## START SUPPLIED DATA

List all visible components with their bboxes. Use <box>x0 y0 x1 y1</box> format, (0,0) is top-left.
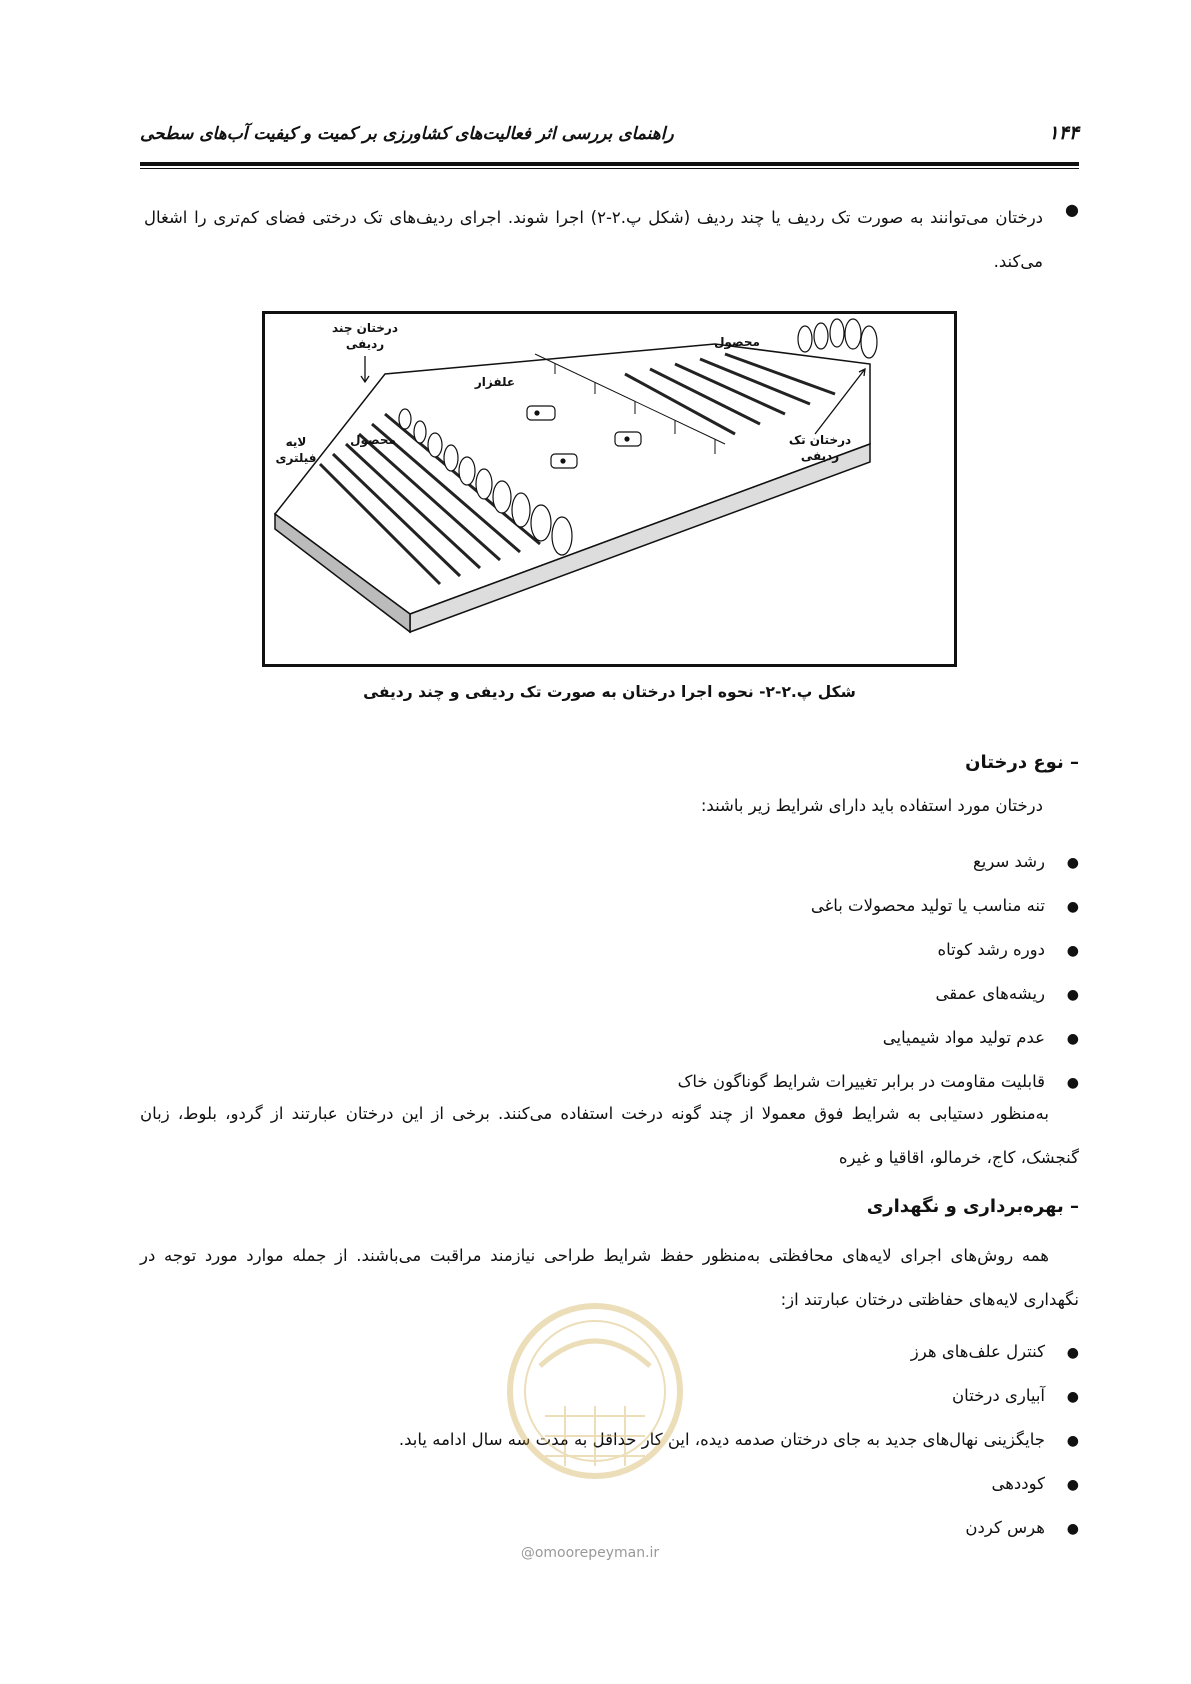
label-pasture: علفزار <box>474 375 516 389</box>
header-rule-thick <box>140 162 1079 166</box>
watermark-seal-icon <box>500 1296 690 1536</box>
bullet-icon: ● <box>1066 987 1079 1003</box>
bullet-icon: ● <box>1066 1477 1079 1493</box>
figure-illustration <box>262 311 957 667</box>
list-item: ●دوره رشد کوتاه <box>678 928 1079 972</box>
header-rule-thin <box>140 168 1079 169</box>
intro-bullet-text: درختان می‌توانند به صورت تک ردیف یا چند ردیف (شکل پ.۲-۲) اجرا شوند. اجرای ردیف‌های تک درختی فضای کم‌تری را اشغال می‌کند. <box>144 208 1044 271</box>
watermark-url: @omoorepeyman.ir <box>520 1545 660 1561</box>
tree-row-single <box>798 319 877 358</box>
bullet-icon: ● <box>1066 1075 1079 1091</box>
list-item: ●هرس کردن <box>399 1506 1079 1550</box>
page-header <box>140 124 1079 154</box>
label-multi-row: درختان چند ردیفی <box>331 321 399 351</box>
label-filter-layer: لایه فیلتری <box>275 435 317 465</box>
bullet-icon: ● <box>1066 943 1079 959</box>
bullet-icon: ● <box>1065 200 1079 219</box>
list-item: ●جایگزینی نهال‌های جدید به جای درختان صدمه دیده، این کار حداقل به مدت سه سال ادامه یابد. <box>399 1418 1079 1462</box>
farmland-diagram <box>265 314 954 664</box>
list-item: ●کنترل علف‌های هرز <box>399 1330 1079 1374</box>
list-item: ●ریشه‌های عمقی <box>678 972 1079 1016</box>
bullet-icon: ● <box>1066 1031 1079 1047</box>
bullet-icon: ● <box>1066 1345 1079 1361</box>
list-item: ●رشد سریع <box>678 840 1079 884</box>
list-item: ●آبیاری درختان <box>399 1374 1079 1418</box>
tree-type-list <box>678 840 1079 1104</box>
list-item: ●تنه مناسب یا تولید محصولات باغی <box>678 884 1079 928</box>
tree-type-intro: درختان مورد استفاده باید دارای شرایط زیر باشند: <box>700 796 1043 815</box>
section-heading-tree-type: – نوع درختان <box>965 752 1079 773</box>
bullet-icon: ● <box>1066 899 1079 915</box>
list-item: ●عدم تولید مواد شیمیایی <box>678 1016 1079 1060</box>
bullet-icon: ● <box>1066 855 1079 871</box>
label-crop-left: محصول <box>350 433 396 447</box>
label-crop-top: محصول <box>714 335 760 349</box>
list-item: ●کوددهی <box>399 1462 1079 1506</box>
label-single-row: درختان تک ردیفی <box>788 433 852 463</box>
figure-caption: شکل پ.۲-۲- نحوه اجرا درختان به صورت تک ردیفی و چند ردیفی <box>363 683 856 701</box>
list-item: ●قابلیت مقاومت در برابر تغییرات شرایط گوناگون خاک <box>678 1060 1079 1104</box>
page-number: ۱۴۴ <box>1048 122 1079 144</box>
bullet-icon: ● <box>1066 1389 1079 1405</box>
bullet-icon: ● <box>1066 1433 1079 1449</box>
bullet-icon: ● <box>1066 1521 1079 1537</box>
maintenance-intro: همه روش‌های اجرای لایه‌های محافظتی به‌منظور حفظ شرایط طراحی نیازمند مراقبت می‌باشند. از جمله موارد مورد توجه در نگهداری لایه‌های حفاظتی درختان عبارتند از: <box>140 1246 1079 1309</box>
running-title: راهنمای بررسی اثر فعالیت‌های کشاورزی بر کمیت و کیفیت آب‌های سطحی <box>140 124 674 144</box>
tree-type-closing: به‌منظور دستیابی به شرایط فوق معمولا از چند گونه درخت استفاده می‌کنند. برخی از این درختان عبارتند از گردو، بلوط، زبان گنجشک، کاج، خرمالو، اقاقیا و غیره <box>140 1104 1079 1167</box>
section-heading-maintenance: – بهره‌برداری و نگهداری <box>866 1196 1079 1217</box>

## END SUPPLIED DATA
## START SUPPLIED DATA

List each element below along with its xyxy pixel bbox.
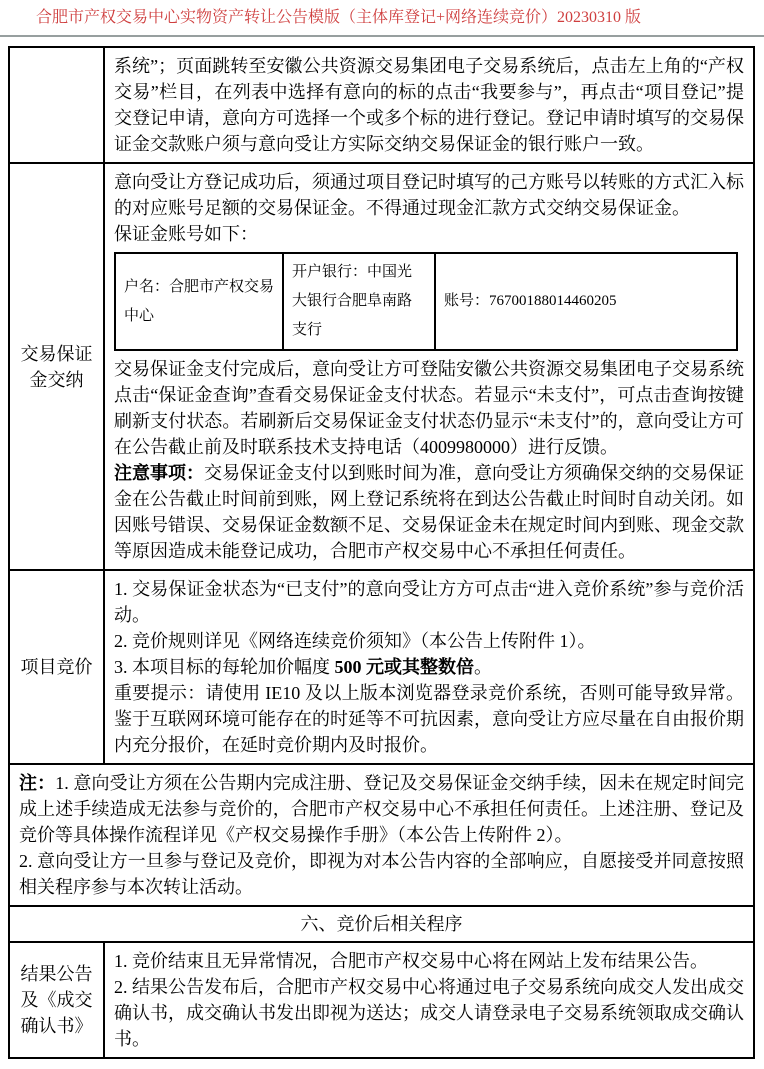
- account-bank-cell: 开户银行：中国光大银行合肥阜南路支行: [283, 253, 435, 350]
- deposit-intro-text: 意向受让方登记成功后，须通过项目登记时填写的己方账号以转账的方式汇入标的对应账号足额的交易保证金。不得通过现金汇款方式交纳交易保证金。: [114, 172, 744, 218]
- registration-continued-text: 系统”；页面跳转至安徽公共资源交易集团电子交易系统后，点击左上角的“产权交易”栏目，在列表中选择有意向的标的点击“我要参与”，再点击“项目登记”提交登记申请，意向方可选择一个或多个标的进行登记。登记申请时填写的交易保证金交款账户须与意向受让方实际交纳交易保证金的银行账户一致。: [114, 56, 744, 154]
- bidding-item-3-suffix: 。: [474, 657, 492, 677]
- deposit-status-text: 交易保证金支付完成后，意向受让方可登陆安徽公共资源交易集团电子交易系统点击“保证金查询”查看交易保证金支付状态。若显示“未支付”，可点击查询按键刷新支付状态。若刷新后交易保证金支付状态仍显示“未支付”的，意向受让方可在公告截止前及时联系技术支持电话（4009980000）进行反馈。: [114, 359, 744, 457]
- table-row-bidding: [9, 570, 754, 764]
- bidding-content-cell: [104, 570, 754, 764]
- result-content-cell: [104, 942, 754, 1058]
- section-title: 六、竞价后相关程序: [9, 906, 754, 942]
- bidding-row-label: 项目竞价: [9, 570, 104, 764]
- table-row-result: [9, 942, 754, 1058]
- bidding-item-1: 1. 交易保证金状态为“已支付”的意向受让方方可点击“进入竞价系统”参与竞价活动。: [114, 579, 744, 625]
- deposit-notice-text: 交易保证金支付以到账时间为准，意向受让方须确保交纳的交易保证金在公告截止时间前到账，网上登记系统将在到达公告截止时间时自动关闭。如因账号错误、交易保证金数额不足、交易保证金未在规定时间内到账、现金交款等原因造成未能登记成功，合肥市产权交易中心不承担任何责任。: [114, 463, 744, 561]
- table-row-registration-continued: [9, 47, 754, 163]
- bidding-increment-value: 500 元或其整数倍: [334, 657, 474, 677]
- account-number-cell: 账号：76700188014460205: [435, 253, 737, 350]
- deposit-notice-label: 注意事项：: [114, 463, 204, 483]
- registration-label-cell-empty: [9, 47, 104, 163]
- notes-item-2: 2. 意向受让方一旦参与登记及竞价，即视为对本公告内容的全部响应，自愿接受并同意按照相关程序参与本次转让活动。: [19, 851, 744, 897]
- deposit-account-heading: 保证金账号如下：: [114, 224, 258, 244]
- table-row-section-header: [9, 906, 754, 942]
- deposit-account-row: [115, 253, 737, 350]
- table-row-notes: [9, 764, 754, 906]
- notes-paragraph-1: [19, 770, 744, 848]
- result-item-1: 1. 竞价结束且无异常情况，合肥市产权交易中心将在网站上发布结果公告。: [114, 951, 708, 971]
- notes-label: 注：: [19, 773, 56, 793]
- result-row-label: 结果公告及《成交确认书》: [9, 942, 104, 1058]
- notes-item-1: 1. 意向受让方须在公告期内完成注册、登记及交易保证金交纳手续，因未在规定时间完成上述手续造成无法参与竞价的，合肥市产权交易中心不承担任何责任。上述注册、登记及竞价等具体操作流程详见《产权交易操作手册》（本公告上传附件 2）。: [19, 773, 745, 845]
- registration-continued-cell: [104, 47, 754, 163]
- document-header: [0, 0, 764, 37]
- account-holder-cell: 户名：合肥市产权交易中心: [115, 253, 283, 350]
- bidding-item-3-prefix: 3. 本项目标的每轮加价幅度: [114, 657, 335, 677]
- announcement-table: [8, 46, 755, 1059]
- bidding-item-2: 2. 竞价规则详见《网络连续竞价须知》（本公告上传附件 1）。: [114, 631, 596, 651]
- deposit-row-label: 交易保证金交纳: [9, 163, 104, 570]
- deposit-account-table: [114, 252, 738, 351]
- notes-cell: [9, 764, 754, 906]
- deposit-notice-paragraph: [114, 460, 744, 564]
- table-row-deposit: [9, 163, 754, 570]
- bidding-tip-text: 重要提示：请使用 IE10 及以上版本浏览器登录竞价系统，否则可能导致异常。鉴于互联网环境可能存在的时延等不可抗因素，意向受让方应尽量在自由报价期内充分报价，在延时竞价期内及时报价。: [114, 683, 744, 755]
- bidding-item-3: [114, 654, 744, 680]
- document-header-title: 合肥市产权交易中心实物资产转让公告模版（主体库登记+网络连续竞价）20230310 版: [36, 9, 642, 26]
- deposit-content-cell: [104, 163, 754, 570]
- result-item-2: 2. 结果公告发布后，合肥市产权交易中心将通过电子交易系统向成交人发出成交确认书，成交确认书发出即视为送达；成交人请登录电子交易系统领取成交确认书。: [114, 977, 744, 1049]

## END SUPPLIED DATA

DO THIS: Rewrite the stretch of lines from the one containing "- account-bank-cell: 开户银行：中国光大银行合肥阜南路支行: [283, 253, 435, 350]" through the one containing "463, 744, 561]" as a JSON list of strings, one string per line, leaving out blank lines.

COMPLETE RESPONSE:
[
  "- account-bank-cell: 开户银行：中国光大银行合肥阜南路支行: [283, 253, 435, 350]",
  "- deposit-intro-text: 意向受让方登记成功后，须通过项目登记时填写的己方账号以转账的方式汇入标的对应账号足额的交易保证金。不得通过现金汇款方式交纳交易保证金。: [114, 172, 744, 218]",
  "- registration-continued-text: 系统”；页面跳转至安徽公共资源交易集团电子交易系统后，点击左上角的“产权交易”栏目，在列表中选择有意向的标的点击“我要参与”，再点击“项目登记”提交登记申请，意向方可选择一个或多个标的进行登记。登记申请时填写的交易保证金交款账户须与意向受让方实际交纳交易保证金的银行账户一致。: [114, 56, 744, 154]",
  "- bidding-item-3-suffix: 。: [474, 657, 492, 677]",
  "- deposit-status-text: 交易保证金支付完成后，意向受让方可登陆安徽公共资源交易集团电子交易系统点击“保证金查询”查看交易保证金支付状态。若显示“未支付”，可点击查询按键刷新支付状态。若刷新后交易保证金支付状态仍显示“未支付”的，意向受让方可在公告截止前及时联系技术支持电话（4009980000）进行反馈。: [114, 359, 744, 457]",
  "- table-row-bidding: [9, 570, 754, 764]",
  "- bidding-content-cell: [104, 570, 754, 764]",
  "- result-content-cell: [104, 942, 754, 1058]",
  "- section-title: 六、竞价后相关程序: [9, 906, 754, 942]",
  "- bidding-row-label: 项目竞价: [9, 570, 104, 764]",
  "- table-row-result: [9, 942, 754, 1058]",
  "- bidding-item-1: 1. 交易保证金状态为“已支付”的意向受让方方可点击“进入竞价系统”参与竞价活动。: [114, 579, 744, 625]",
  "- deposit-notice-text: 交易保证金支付以到账时间为准，意向受让方须确保交纳的交易保证金在公告截止时间前到账，网上登记系统将在到达公告截止时间时自动关闭。如因账号错误、交易保证金数额不足、交易保证金未在规定时间内到账、现金交款等原因造成未能登记成功，合肥市产权交易中心不承担任何责任。: [114, 463, 744, 561]"
]